[Collected data entries]
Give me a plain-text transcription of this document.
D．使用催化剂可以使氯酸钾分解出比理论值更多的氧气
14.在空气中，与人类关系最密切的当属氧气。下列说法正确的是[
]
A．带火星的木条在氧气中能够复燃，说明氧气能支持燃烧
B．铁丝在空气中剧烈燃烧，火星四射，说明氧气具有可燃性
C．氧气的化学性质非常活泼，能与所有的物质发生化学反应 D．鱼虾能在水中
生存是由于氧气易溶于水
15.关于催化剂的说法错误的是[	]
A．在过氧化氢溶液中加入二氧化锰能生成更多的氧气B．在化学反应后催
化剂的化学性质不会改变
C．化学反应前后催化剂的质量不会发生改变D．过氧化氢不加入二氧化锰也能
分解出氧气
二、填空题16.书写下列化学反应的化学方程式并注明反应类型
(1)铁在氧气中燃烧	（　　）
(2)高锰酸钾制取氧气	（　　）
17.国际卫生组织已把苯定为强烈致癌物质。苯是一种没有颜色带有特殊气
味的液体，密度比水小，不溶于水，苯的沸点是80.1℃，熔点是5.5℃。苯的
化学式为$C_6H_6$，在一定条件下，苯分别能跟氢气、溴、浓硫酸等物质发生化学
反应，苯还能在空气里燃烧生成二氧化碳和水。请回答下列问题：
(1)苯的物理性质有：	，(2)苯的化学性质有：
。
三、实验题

* TASK TO COMPLETE *
Transcribe each entry precisely, missing none.

* SOLUTION BELOW *
Give me a plain-text transcription of this document.
D．使用催化剂可以使氯酸钾分解出比理论值更多的氧气
14.在空气中，与人类关系最密切的当属氧气。下列说法正确的是[
]
A．带火星的木条在氧气中能够复燃，说明氧气能支持燃烧
B．铁丝在空气中剧烈燃烧，火星四射，说明氧气具有可燃性
C．氧气的化学性质非常活泼，能与所有的物质发生化学反应 D．鱼虾能在水中
生存是由于氧气易溶于水
15.关于催化剂的说法错误的是[	]
A．在过氧化氢溶液中加入二氧化锰能生成更多的氧气B．在化学反应后催
化剂的化学性质不会改变
C．化学反应前后催化剂的质量不会发生改变D．过氧化氢不加入二氧化锰也能
分解出氧气
二、填空题16.书写下列化学反应的化学方程式并注明反应类型
(1)铁在氧气中燃烧	（　　）
(2)高锰酸钾制取氧气	（　　）
17.国际卫生组织已把苯定为强烈致癌物质。苯是一种没有颜色带有特殊气
味的液体，密度比水小，不溶于水，苯的沸点是80.1℃，熔点是5.5℃。苯的
化学式为$C_6H_6$，在一定条件下，苯分别能跟氢气、溴、浓硫酸等物质发生化学
反应，苯还能在空气里燃烧生成二氧化碳和水。请回答下列问题：
(1)苯的物理性质有：	，(2)苯的化学性质有：
。
三、实验题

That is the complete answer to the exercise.